• What is expected:
Repeat every record below exactly as written.

┄┄┄┄┄┄┄┄┄┄

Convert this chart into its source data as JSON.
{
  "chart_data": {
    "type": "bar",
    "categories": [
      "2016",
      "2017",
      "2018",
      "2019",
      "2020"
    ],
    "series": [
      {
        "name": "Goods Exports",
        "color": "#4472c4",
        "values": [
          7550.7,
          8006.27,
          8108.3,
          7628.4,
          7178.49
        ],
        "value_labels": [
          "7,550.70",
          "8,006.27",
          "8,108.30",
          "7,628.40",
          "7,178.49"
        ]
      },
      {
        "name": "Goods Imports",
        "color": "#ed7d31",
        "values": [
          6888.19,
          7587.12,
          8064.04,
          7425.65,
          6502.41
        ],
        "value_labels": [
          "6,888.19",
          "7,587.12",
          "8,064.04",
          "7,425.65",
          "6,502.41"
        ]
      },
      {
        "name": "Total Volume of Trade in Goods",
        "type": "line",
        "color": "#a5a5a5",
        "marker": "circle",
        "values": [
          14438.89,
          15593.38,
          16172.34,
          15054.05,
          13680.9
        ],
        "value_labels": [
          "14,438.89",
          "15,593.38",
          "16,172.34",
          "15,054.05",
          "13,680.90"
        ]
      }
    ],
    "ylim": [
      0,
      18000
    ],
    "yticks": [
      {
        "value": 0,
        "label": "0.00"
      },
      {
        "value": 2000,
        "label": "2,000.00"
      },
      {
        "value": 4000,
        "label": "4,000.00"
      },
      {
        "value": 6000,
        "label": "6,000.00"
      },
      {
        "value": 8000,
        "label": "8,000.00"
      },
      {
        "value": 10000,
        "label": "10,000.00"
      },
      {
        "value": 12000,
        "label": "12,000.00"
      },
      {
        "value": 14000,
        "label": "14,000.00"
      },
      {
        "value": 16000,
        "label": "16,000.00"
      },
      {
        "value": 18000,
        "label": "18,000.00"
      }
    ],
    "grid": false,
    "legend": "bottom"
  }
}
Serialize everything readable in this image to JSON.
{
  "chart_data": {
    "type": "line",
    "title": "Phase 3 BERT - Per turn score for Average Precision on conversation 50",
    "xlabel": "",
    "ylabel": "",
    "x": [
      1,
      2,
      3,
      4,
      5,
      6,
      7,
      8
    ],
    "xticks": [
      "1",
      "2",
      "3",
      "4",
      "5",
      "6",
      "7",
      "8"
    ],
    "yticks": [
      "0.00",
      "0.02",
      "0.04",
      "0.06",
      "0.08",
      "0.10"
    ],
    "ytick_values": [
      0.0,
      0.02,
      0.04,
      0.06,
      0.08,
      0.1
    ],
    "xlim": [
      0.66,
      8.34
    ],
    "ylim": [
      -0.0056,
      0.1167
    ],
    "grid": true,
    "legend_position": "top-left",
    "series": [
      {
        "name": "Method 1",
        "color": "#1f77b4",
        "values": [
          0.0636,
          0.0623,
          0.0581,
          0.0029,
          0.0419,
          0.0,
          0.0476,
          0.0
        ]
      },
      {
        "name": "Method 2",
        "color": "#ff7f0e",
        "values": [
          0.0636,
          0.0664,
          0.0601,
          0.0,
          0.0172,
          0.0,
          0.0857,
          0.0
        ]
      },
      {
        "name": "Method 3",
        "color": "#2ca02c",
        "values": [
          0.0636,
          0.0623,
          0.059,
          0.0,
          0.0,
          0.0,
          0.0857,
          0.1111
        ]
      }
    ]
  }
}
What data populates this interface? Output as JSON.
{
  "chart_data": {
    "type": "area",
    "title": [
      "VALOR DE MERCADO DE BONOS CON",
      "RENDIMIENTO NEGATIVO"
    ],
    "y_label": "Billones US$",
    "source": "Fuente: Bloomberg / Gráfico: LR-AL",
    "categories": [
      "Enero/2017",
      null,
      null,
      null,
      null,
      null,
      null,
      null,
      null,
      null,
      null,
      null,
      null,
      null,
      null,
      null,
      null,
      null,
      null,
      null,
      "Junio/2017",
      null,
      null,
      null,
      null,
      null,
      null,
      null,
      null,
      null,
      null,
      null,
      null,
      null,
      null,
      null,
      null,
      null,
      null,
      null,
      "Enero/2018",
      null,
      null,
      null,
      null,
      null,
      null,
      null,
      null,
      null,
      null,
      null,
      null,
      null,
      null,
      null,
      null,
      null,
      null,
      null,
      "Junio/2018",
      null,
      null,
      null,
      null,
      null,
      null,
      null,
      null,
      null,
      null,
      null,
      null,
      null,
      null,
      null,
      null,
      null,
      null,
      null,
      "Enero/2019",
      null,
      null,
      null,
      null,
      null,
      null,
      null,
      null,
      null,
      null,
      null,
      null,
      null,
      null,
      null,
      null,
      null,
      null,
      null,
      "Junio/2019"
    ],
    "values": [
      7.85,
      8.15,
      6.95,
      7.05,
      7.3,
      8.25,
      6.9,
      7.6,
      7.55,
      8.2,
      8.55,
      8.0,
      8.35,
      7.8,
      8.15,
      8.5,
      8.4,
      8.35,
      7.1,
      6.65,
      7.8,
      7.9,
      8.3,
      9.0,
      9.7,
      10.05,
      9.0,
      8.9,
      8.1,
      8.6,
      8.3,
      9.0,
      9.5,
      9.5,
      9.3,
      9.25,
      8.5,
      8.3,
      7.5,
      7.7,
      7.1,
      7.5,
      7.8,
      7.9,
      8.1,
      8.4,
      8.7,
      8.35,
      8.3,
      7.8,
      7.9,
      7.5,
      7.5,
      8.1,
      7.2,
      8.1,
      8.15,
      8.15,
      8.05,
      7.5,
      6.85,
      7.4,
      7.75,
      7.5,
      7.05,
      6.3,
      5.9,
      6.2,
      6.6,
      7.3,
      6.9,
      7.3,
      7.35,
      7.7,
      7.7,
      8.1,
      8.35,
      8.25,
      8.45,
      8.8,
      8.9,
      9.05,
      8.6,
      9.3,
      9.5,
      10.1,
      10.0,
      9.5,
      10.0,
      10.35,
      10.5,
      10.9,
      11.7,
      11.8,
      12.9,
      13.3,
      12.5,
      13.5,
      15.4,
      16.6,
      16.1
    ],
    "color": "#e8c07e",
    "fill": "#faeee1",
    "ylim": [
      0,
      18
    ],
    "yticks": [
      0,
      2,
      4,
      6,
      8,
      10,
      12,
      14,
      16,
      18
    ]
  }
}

┄┄┄┄┄┄┄┄┄┄

• Full response:
Convert this chart into its source data as JSON.
{
  "chart_data": {
    "type": "bar",
    "categories": [
      "2016",
      "2017",
      "2018",
      "2019",
      "2020"
    ],
    "series": [
      {
        "name": "Goods Exports",
        "color": "#4472c4",
        "values": [
          7550.7,
          8006.27,
          8108.3,
          7628.4,
          7178.49
        ],
        "value_labels": [
          "7,550.70",
          "8,006.27",
          "8,108.30",
          "7,628.40",
          "7,178.49"
        ]
      },
      {
        "name": "Goods Imports",
        "color": "#ed7d31",
        "values": [
          6888.19,
          7587.12,
          8064.04,
          7425.65,
          6502.41
        ],
        "value_labels": [
          "6,888.19",
          "7,587.12",
          "8,064.04",
          "7,425.65",
          "6,502.41"
        ]
      },
      {
        "name": "Total Volume of Trade in Goods",
        "type": "line",
        "color": "#a5a5a5",
        "marker": "circle",
        "values": [
          14438.89,
          15593.38,
          16172.34,
          15054.05,
          13680.9
        ],
        "value_labels": [
          "14,438.89",
          "15,593.38",
          "16,172.34",
          "15,054.05",
          "13,680.90"
        ]
      }
    ],
    "ylim": [
      0,
      18000
    ],
    "yticks": [
      {
        "value": 0,
        "label": "0.00"
      },
      {
        "value": 2000,
        "label": "2,000.00"
      },
      {
        "value": 4000,
        "label": "4,000.00"
      },
      {
        "value": 6000,
        "label": "6,000.00"
      },
      {
        "value": 8000,
        "label": "8,000.00"
      },
      {
        "value": 10000,
        "label": "10,000.00"
      },
      {
        "value": 12000,
        "label": "12,000.00"
      },
      {
        "value": 14000,
        "label": "14,000.00"
      },
      {
        "value": 16000,
        "label": "16,000.00"
      },
      {
        "value": 18000,
        "label": "18,000.00"
      }
    ],
    "grid": false,
    "legend": "bottom"
  }
}
Serialize everything readable in this image to JSON.
{
  "chart_data": {
    "type": "line",
    "title": "Phase 3 BERT - Per turn score for Average Precision on conversation 50",
    "xlabel": "",
    "ylabel": "",
    "x": [
      1,
      2,
      3,
      4,
      5,
      6,
      7,
      8
    ],
    "xticks": [
      "1",
      "2",
      "3",
      "4",
      "5",
      "6",
      "7",
      "8"
    ],
    "yticks": [
      "0.00",
      "0.02",
      "0.04",
      "0.06",
      "0.08",
      "0.10"
    ],
    "ytick_values": [
      0.0,
      0.02,
      0.04,
      0.06,
      0.08,
      0.1
    ],
    "xlim": [
      0.66,
      8.34
    ],
    "ylim": [
      -0.0056,
      0.1167
    ],
    "grid": true,
    "legend_position": "top-left",
    "series": [
      {
        "name": "Method 1",
        "color": "#1f77b4",
        "values": [
          0.0636,
          0.0623,
          0.0581,
          0.0029,
          0.0419,
          0.0,
          0.0476,
          0.0
        ]
      },
      {
        "name": "Method 2",
        "color": "#ff7f0e",
        "values": [
          0.0636,
          0.0664,
          0.0601,
          0.0,
          0.0172,
          0.0,
          0.0857,
          0.0
        ]
      },
      {
        "name": "Method 3",
        "color": "#2ca02c",
        "values": [
          0.0636,
          0.0623,
          0.059,
          0.0,
          0.0,
          0.0,
          0.0857,
          0.1111
        ]
      }
    ]
  }
}
What data populates this interface? Output as JSON.
{
  "chart_data": {
    "type": "area",
    "title": [
      "VALOR DE MERCADO DE BONOS CON",
      "RENDIMIENTO NEGATIVO"
    ],
    "y_label": "Billones US$",
    "source": "Fuente: Bloomberg / Gráfico: LR-AL",
    "categories": [
      "Enero/2017",
      null,
      null,
      null,
      null,
      null,
      null,
      null,
      null,
      null,
      null,
      null,
      null,
      null,
      null,
      null,
      null,
      null,
      null,
      null,
      "Junio/2017",
      null,
      null,
      null,
      null,
      null,
      null,
      null,
      null,
      null,
      null,
      null,
      null,
      null,
      null,
      null,
      null,
      null,
      null,
      null,
      "Enero/2018",
      null,
      null,
      null,
      null,
      null,
      null,
      null,
      null,
      null,
      null,
      null,
      null,
      null,
      null,
      null,
      null,
      null,
      null,
      null,
      "Junio/2018",
      null,
      null,
      null,
      null,
      null,
      null,
      null,
      null,
      null,
      null,
      null,
      null,
      null,
      null,
      null,
      null,
      null,
      null,
      null,
      "Enero/2019",
      null,
      null,
      null,
      null,
      null,
      null,
      null,
      null,
      null,
      null,
      null,
      null,
      null,
      null,
      null,
      null,
      null,
      null,
      null,
      "Junio/2019"
    ],
    "values": [
      7.85,
      8.15,
      6.95,
      7.05,
      7.3,
      8.25,
      6.9,
      7.6,
      7.55,
      8.2,
      8.55,
      8.0,
      8.35,
      7.8,
      8.15,
      8.5,
      8.4,
      8.35,
      7.1,
      6.65,
      7.8,
      7.9,
      8.3,
      9.0,
      9.7,
      10.05,
      9.0,
      8.9,
      8.1,
      8.6,
      8.3,
      9.0,
      9.5,
      9.5,
      9.3,
      9.25,
      8.5,
      8.3,
      7.5,
      7.7,
      7.1,
      7.5,
      7.8,
      7.9,
      8.1,
      8.4,
      8.7,
      8.35,
      8.3,
      7.8,
      7.9,
      7.5,
      7.5,
      8.1,
      7.2,
      8.1,
      8.15,
      8.15,
      8.05,
      7.5,
      6.85,
      7.4,
      7.75,
      7.5,
      7.05,
      6.3,
      5.9,
      6.2,
      6.6,
      7.3,
      6.9,
      7.3,
      7.35,
      7.7,
      7.7,
      8.1,
      8.35,
      8.25,
      8.45,
      8.8,
      8.9,
      9.05,
      8.6,
      9.3,
      9.5,
      10.1,
      10.0,
      9.5,
      10.0,
      10.35,
      10.5,
      10.9,
      11.7,
      11.8,
      12.9,
      13.3,
      12.5,
      13.5,
      15.4,
      16.6,
      16.1
    ],
    "color": "#e8c07e",
    "fill": "#faeee1",
    "ylim": [
      0,
      18
    ],
    "yticks": [
      0,
      2,
      4,
      6,
      8,
      10,
      12,
      14,
      16,
      18
    ]
  }
}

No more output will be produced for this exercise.